━━━ Material supplied

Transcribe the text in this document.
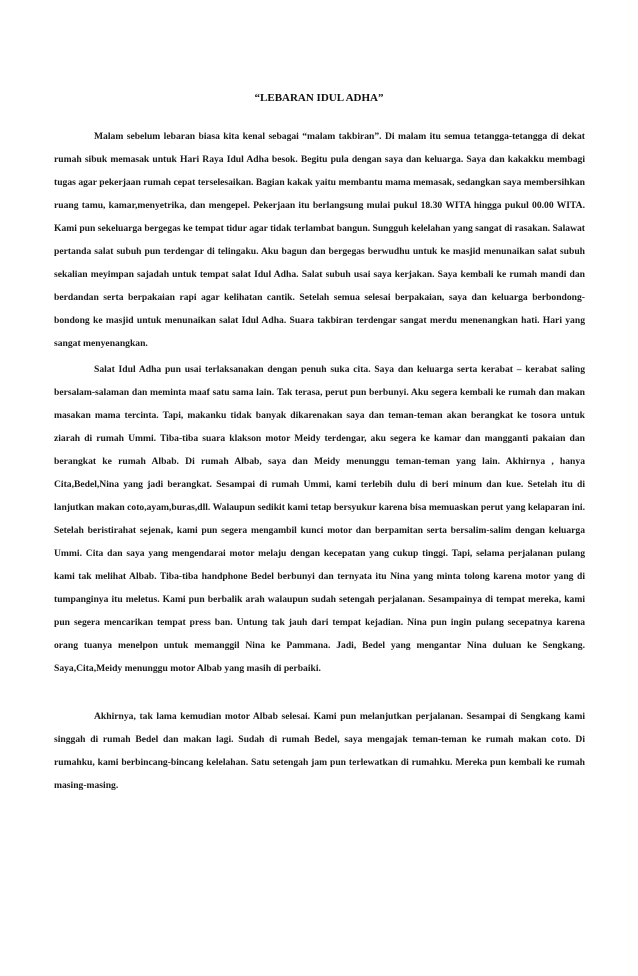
“LEBARAN IDUL ADHA”

Malam sebelum lebaran biasa kita kenal sebagai “malam takbiran”. Di malam itu semua tetangga-tetangga di dekat rumah sibuk memasak untuk Hari Raya Idul Adha besok. Begitu pula dengan saya dan keluarga. Saya dan kakakku membagi tugas agar pekerjaan rumah cepat terselesaikan. Bagian kakak yaitu membantu mama memasak, sedangkan saya membersihkan ruang tamu, kamar,menyetrika, dan mengepel. Pekerjaan itu berlangsung mulai pukul 18.30 WITA hingga pukul 00.00 WITA. Kami pun sekeluarga bergegas ke tempat tidur agar tidak terlambat bangun. Sungguh kelelahan yang sangat di rasakan. Salawat pertanda salat subuh pun terdengar di telingaku. Aku bagun dan bergegas berwudhu untuk ke masjid menunaikan salat subuh sekalian meyimpan sajadah untuk tempat salat Idul Adha. Salat subuh usai saya kerjakan. Saya kembali ke rumah mandi dan berdandan serta berpakaian rapi agar kelihatan cantik. Setelah semua selesai berpakaian, saya dan keluarga berbondong-bondong ke masjid untuk menunaikan salat Idul Adha. Suara takbiran terdengar sangat merdu menenangkan hati. Hari yang sangat menyenangkan.

Salat Idul Adha pun usai terlaksanakan dengan penuh suka cita. Saya dan keluarga serta kerabat – kerabat saling bersalam-salaman dan meminta maaf satu sama lain. Tak terasa, perut pun berbunyi. Aku segera kembali ke rumah dan makan masakan mama tercinta. Tapi, makanku tidak banyak dikarenakan saya dan teman-teman akan berangkat ke tosora untuk ziarah di rumah Ummi. Tiba-tiba suara klakson motor Meidy terdengar, aku segera ke kamar dan mangganti pakaian dan berangkat ke rumah Albab. Di rumah Albab, saya dan Meidy menunggu teman-teman yang lain. Akhirnya , hanya Cita,Bedel,Nina yang jadi berangkat. Sesampai di rumah Ummi, kami terlebih dulu di beri minum dan kue. Setelah itu di lanjutkan makan coto,ayam,buras,dll. Walaupun sedikit kami tetap bersyukur karena bisa memuaskan perut yang kelaparan ini. Setelah beristirahat sejenak, kami pun segera mengambil kunci motor dan berpamitan serta bersalim-salim dengan keluarga Ummi. Cita dan saya yang mengendarai motor melaju dengan kecepatan yang cukup tinggi. Tapi, selama perjalanan pulang kami tak melihat Albab. Tiba-tiba handphone Bedel berbunyi dan ternyata itu Nina yang minta tolong karena motor yang di tumpanginya itu meletus. Kami pun berbalik arah walaupun sudah setengah perjalanan. Sesampainya di tempat mereka, kami pun segera mencarikan tempat press ban. Untung tak jauh dari tempat kejadian. Nina pun ingin pulang secepatnya karena orang tuanya menelpon untuk memanggil Nina ke Pammana. Jadi, Bedel yang mengantar Nina duluan ke Sengkang. Saya,Cita,Meidy menunggu motor Albab yang masih di perbaiki.

Akhirnya, tak lama kemudian motor Albab selesai. Kami pun melanjutkan perjalanan. Sesampai di Sengkang kami singgah di rumah Bedel dan makan lagi. Sudah di rumah Bedel, saya mengajak teman-teman ke rumah makan coto. Di rumahku, kami berbincang-bincang kelelahan. Satu setengah jam pun terlewatkan di rumahku. Mereka pun kembali ke rumah masing-masing.
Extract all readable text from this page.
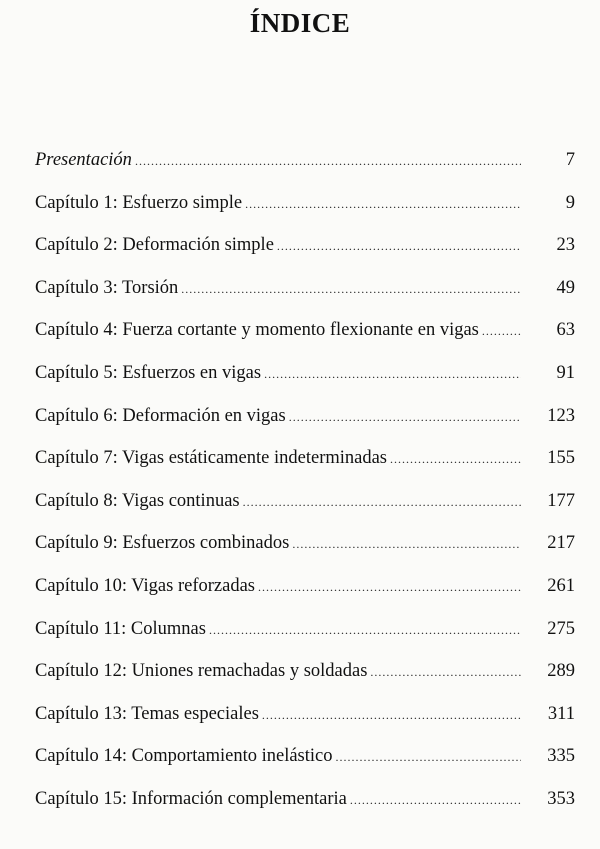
ÍNDICE
Presentación .....	7
Capítulo 1: Esfuerzo simple .....	9
Capítulo 2: Deformación simple .....	23
Capítulo 3: Torsión .....	49
Capítulo 4: Fuerza cortante y momento flexionante en vigas .....	63
Capítulo 5: Esfuerzos en vigas .....	91
Capítulo 6: Deformación en vigas .....	123
Capítulo 7: Vigas estáticamente indeterminadas .....	155
Capítulo 8: Vigas continuas .....	177
Capítulo 9: Esfuerzos combinados .....	217
Capítulo 10: Vigas reforzadas .....	261
Capítulo 11: Columnas .....	275
Capítulo 12: Uniones remachadas y soldadas .....	289
Capítulo 13: Temas especiales .....	311
Capítulo 14: Comportamiento inelástico .....	335
Capítulo 15: Información complementaria .....	353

━━━━━━

Give every line above again exactly, with no pictures.

Transcribe the text in this document.
“LEBARAN IDUL ADHA”

Malam sebelum lebaran biasa kita kenal sebagai “malam takbiran”. Di malam itu semua tetangga-tetangga di dekat rumah sibuk memasak untuk Hari Raya Idul Adha besok. Begitu pula dengan saya dan keluarga. Saya dan kakakku membagi tugas agar pekerjaan rumah cepat terselesaikan. Bagian kakak yaitu membantu mama memasak, sedangkan saya membersihkan ruang tamu, kamar,menyetrika, dan mengepel. Pekerjaan itu berlangsung mulai pukul 18.30 WITA hingga pukul 00.00 WITA. Kami pun sekeluarga bergegas ke tempat tidur agar tidak terlambat bangun. Sungguh kelelahan yang sangat di rasakan. Salawat pertanda salat subuh pun terdengar di telingaku. Aku bagun dan bergegas berwudhu untuk ke masjid menunaikan salat subuh sekalian meyimpan sajadah untuk tempat salat Idul Adha. Salat subuh usai saya kerjakan. Saya kembali ke rumah mandi dan berdandan serta berpakaian rapi agar kelihatan cantik. Setelah semua selesai berpakaian, saya dan keluarga berbondong-bondong ke masjid untuk menunaikan salat Idul Adha. Suara takbiran terdengar sangat merdu menenangkan hati. Hari yang sangat menyenangkan.

Salat Idul Adha pun usai terlaksanakan dengan penuh suka cita. Saya dan keluarga serta kerabat – kerabat saling bersalam-salaman dan meminta maaf satu sama lain. Tak terasa, perut pun berbunyi. Aku segera kembali ke rumah dan makan masakan mama tercinta. Tapi, makanku tidak banyak dikarenakan saya dan teman-teman akan berangkat ke tosora untuk ziarah di rumah Ummi. Tiba-tiba suara klakson motor Meidy terdengar, aku segera ke kamar dan mangganti pakaian dan berangkat ke rumah Albab. Di rumah Albab, saya dan Meidy menunggu teman-teman yang lain. Akhirnya , hanya Cita,Bedel,Nina yang jadi berangkat. Sesampai di rumah Ummi, kami terlebih dulu di beri minum dan kue. Setelah itu di lanjutkan makan coto,ayam,buras,dll. Walaupun sedikit kami tetap bersyukur karena bisa memuaskan perut yang kelaparan ini. Setelah beristirahat sejenak, kami pun segera mengambil kunci motor dan berpamitan serta bersalim-salim dengan keluarga Ummi. Cita dan saya yang mengendarai motor melaju dengan kecepatan yang cukup tinggi. Tapi, selama perjalanan pulang kami tak melihat Albab. Tiba-tiba handphone Bedel berbunyi dan ternyata itu Nina yang minta tolong karena motor yang di tumpanginya itu meletus. Kami pun berbalik arah walaupun sudah setengah perjalanan. Sesampainya di tempat mereka, kami pun segera mencarikan tempat press ban. Untung tak jauh dari tempat kejadian. Nina pun ingin pulang secepatnya karena orang tuanya menelpon untuk memanggil Nina ke Pammana. Jadi, Bedel yang mengantar Nina duluan ke Sengkang. Saya,Cita,Meidy menunggu motor Albab yang masih di perbaiki.

Akhirnya, tak lama kemudian motor Albab selesai. Kami pun melanjutkan perjalanan. Sesampai di Sengkang kami singgah di rumah Bedel dan makan lagi. Sudah di rumah Bedel, saya mengajak teman-teman ke rumah makan coto. Di rumahku, kami berbincang-bincang kelelahan. Satu setengah jam pun terlewatkan di rumahku. Mereka pun kembali ke rumah masing-masing.
Extract all readable text from this page.
ÍNDICE
Presentación .....	7
Capítulo 1: Esfuerzo simple .....	9
Capítulo 2: Deformación simple .....	23
Capítulo 3: Torsión .....	49
Capítulo 4: Fuerza cortante y momento flexionante en vigas .....	63
Capítulo 5: Esfuerzos en vigas .....	91
Capítulo 6: Deformación en vigas .....	123
Capítulo 7: Vigas estáticamente indeterminadas .....	155
Capítulo 8: Vigas continuas .....	177
Capítulo 9: Esfuerzos combinados .....	217
Capítulo 10: Vigas reforzadas .....	261
Capítulo 11: Columnas .....	275
Capítulo 12: Uniones remachadas y soldadas .....	289
Capítulo 13: Temas especiales .....	311
Capítulo 14: Comportamiento inelástico .....	335
Capítulo 15: Información complementaria .....	353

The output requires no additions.